Resume the article on Wyndham Hotels & Resorts' third-quarter 2019 earnings, starting right after its final sentence.

(Document segment)
- Opening Delimiter -
Reporting third-quarter 2019 earnings, Wyndham Hotels & Resorts highlighted its year-over-year system growth, which executives said reflects continued developer interest, particularly in the company’s new prototype brands.
PARSIPPANY, New Jersey—After a run of several quarters in which year-over-year comparisons were skewed heavily by the benefits and costs related to significant acquisitions and divestitures, Wyndham Hotels & Resorts saw performance level out in the third quarter to a new normal, more in line with its competitors within the industry.
Key performance metrics for the company were consistent with industry trends, including a “softening” revenue-per-available-room environment industrywide, Wyndham executives said during a call with analysts to discuss Q3 2019 earnings.
Wyndham reported systemwide RevPAR in the third quarter decreased 3% year over year to $46.94. RevPAR in the U.S. and internationally each decreased 1% year over year.
Wyndham President and CEO Geoff Ballotti said this reflects a “continued softness in (average daily rate), especially in midscale, midweek segments and most notably in oil and gas markets.”
Five consecutive quarters after closing on its buy of La Quinta’s hotel franchising and management business, Wyndham met its expectation for run-rate synergies of $68 million annually during the third quarter.
Also related to that acquisition, the company reached an agreement in October with CorePoint Lodging, the real estate investment trust of nearly 300 owned La Quinta assets which Wyndham continues to manage. As part of the agreement, Wyndham will pay CorePoint approximately $20 million, and CorePoint will commit to maintaining cash operating reserves of approximately $20 million. The companies also finalized outstanding tax matters related to the acquisition, and agreed to “collaborate on initiatives,” according to a news release. The agreement resulted in a total cost of approximately $26 million for Wyndham in the third quarter.
- Closing Delimiter -
[Stored records]
- Opening Delimiter -
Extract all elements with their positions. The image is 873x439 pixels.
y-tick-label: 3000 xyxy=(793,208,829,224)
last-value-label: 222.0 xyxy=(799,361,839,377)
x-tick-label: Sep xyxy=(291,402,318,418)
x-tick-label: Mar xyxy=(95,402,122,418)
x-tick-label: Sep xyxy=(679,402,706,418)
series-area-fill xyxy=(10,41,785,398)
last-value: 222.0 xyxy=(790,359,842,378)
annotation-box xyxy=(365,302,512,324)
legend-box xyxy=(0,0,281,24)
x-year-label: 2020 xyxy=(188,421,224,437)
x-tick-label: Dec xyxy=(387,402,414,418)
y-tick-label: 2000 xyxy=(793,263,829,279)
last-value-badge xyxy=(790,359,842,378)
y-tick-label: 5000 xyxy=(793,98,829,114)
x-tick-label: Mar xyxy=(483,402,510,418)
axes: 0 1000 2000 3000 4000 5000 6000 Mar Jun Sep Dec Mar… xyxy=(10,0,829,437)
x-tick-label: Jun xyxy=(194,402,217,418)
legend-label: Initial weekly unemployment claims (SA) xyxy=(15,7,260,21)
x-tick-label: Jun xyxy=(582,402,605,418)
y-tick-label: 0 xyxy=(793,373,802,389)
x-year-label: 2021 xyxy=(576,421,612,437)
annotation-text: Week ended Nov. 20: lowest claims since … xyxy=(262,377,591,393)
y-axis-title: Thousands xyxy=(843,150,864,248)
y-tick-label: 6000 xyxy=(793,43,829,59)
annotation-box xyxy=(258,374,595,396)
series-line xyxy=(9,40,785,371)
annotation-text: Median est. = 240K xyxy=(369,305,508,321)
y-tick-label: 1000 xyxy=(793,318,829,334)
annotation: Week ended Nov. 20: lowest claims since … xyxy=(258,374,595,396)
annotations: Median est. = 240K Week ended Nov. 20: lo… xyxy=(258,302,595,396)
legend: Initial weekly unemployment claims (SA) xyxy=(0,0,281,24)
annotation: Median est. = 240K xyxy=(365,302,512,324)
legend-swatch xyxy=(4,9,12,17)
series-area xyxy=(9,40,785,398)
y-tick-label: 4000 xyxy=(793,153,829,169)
- Closing Delimiter -
(Exercise answer)
“We will continue to invest in several ongoing pricing, revenue management, direct sales and reservations enhancements to further support CPLG and the La Quinta brand,” Ballotti said. “We will also work with CPLG to help identify and support sale of noncore hotels to buyers, whom we look forward to working with especially as they renovate and elevate these assets under the properties’ 20-year franchise agreements with us.”
He noted that the agreement “does not in any way change the underlying fee structures” set forth between Wyndham and CorePoint.
Termination of a hotel management contract, initiated in 2012 and covering 2,500 U.S. rooms across eight properties, cost the company $34 million in the third quarter, reducing Wyndham’s future annual hotel-management guaranty obligations to $5 million.
The benefit in exiting that contract lies in the fact that those properties “were not contributing to our (earnings before interest, taxes, depreciation and amortization) because of the structure of those deals,” according to Wyndham CFO David Wyshner.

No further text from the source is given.